▶ [Problem to work on]: Omit every image, and transcribe the remaining entries exactly as given.
---
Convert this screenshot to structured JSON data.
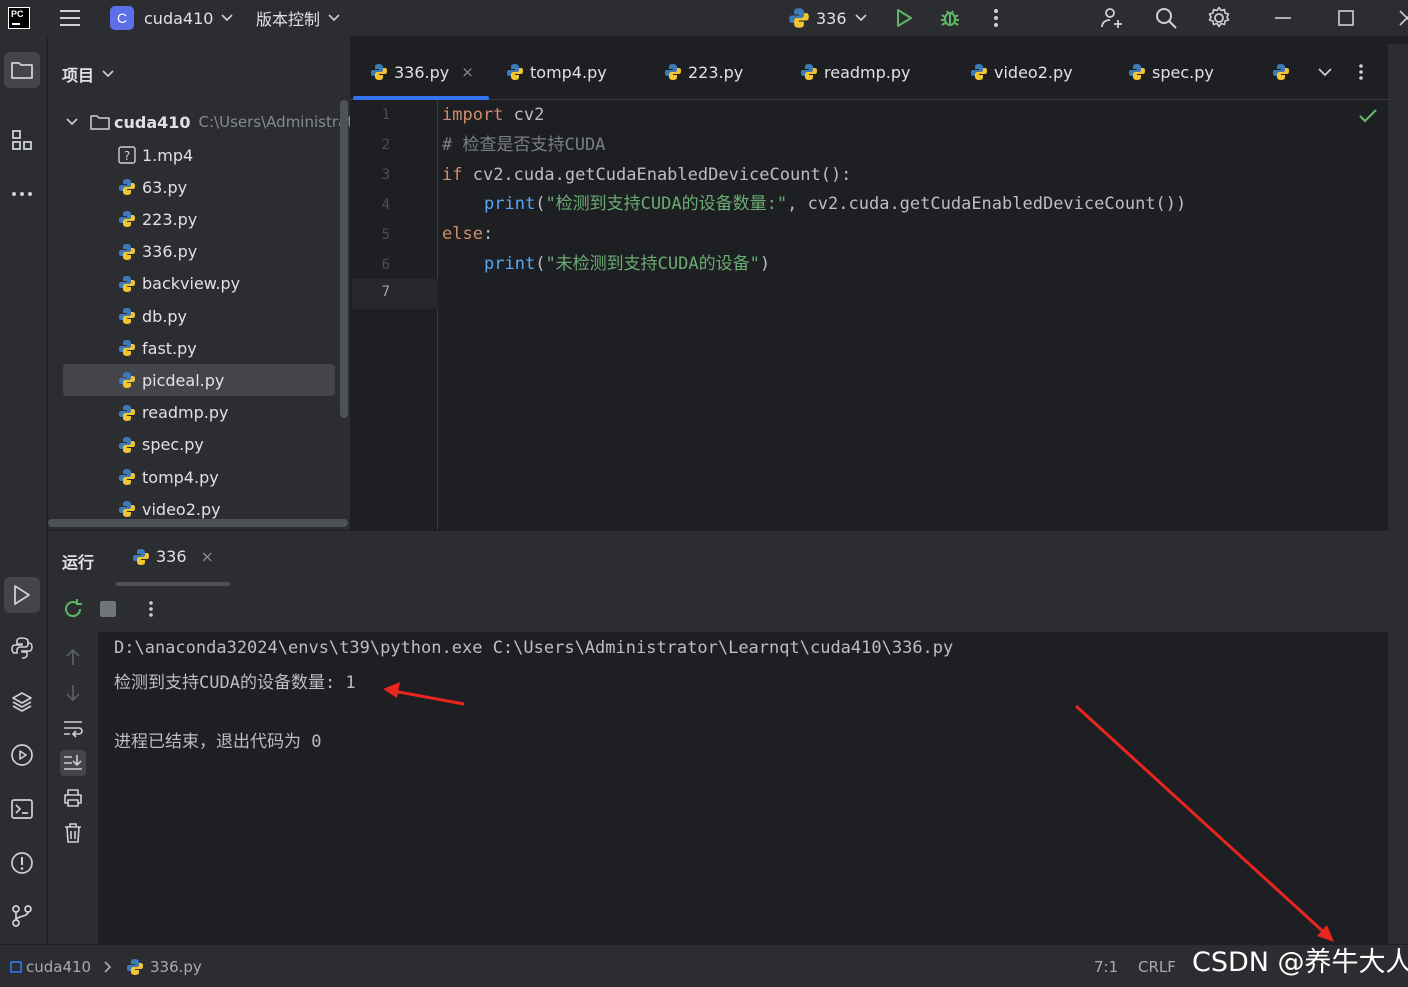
{
  "titlebar": {
    "project_badge": "C",
    "project_name": "cuda410",
    "vcs_label": "版本控制",
    "run_config": "336"
  },
  "project_panel": {
    "title": "项目",
    "root_name": "cuda410",
    "root_path": "C:\\Users\\Administrat",
    "files": [
      "1.mp4",
      "63.py",
      "223.py",
      "336.py",
      "backview.py",
      "db.py",
      "fast.py",
      "picdeal.py",
      "readmp.py",
      "spec.py",
      "tomp4.py",
      "video2.py"
    ],
    "selected_file": "picdeal.py"
  },
  "editor": {
    "tabs": [
      "336.py",
      "tomp4.py",
      "223.py",
      "readmp.py",
      "video2.py",
      "spec.py"
    ],
    "active_tab": "336.py",
    "tab_close": "×",
    "line_numbers": [
      "1",
      "2",
      "3",
      "4",
      "5",
      "6",
      "7"
    ],
    "code": {
      "l1_kw": "import",
      "l1_rest": " cv2",
      "l2": "# 检查是否支持CUDA",
      "l3_kw": "if",
      "l3_rest": " cv2.cuda.getCudaEnabledDeviceCount():",
      "l4_fn": "print",
      "l4_open": "(",
      "l4_str": "\"检测到支持CUDA的设备数量:\"",
      "l4_rest": ", cv2.cuda.getCudaEnabledDeviceCount())",
      "l5_kw": "else",
      "l5_rest": ":",
      "l6_fn": "print",
      "l6_open": "(",
      "l6_str": "\"未检测到支持CUDA的设备\"",
      "l6_close": ")"
    }
  },
  "run_panel": {
    "title": "运行",
    "tab_label": "336",
    "tab_close": "×",
    "output": [
      "D:\\anaconda32024\\envs\\t39\\python.exe C:\\Users\\Administrator\\Learnqt\\cuda410\\336.py",
      "检测到支持CUDA的设备数量: 1",
      "",
      "进程已结束，退出代码为 0"
    ]
  },
  "statusbar": {
    "project": "cuda410",
    "file": "336.py",
    "position": "7:1",
    "line_ending": "CRLF"
  },
  "watermark": "CSDN @养牛大人",
  "colors": {
    "accent": "#3574f0",
    "annotation_arrow": "#e8251f",
    "keyword": "#cf8e6d",
    "string": "#6aab73",
    "function": "#56a8f5",
    "comment": "#7a7e85"
  }
}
---
▶ [Final result]:
Convert this screenshot to structured JSON data.
{
  "titlebar": {
    "project_badge": "C",
    "project_name": "cuda410",
    "vcs_label": "版本控制",
    "run_config": "336"
  },
  "project_panel": {
    "title": "项目",
    "root_name": "cuda410",
    "root_path": "C:\\Users\\Administrat",
    "files": [
      "1.mp4",
      "63.py",
      "223.py",
      "336.py",
      "backview.py",
      "db.py",
      "fast.py",
      "picdeal.py",
      "readmp.py",
      "spec.py",
      "tomp4.py",
      "video2.py"
    ],
    "selected_file": "picdeal.py"
  },
  "editor": {
    "tabs": [
      "336.py",
      "tomp4.py",
      "223.py",
      "readmp.py",
      "video2.py",
      "spec.py"
    ],
    "active_tab": "336.py",
    "tab_close": "×",
    "line_numbers": [
      "1",
      "2",
      "3",
      "4",
      "5",
      "6",
      "7"
    ],
    "code": {
      "l1_kw": "import",
      "l1_rest": " cv2",
      "l2": "# 检查是否支持CUDA",
      "l3_kw": "if",
      "l3_rest": " cv2.cuda.getCudaEnabledDeviceCount():",
      "l4_fn": "print",
      "l4_open": "(",
      "l4_str": "\"检测到支持CUDA的设备数量:\"",
      "l4_rest": ", cv2.cuda.getCudaEnabledDeviceCount())",
      "l5_kw": "else",
      "l5_rest": ":",
      "l6_fn": "print",
      "l6_open": "(",
      "l6_str": "\"未检测到支持CUDA的设备\"",
      "l6_close": ")"
    }
  },
  "run_panel": {
    "title": "运行",
    "tab_label": "336",
    "tab_close": "×",
    "output": [
      "D:\\anaconda32024\\envs\\t39\\python.exe C:\\Users\\Administrator\\Learnqt\\cuda410\\336.py",
      "检测到支持CUDA的设备数量: 1",
      "",
      "进程已结束，退出代码为 0"
    ]
  },
  "statusbar": {
    "project": "cuda410",
    "file": "336.py",
    "position": "7:1",
    "line_ending": "CRLF"
  },
  "watermark": "CSDN @养牛大人",
  "colors": {
    "accent": "#3574f0",
    "annotation_arrow": "#e8251f",
    "keyword": "#cf8e6d",
    "string": "#6aab73",
    "function": "#56a8f5",
    "comment": "#7a7e85"
  }
}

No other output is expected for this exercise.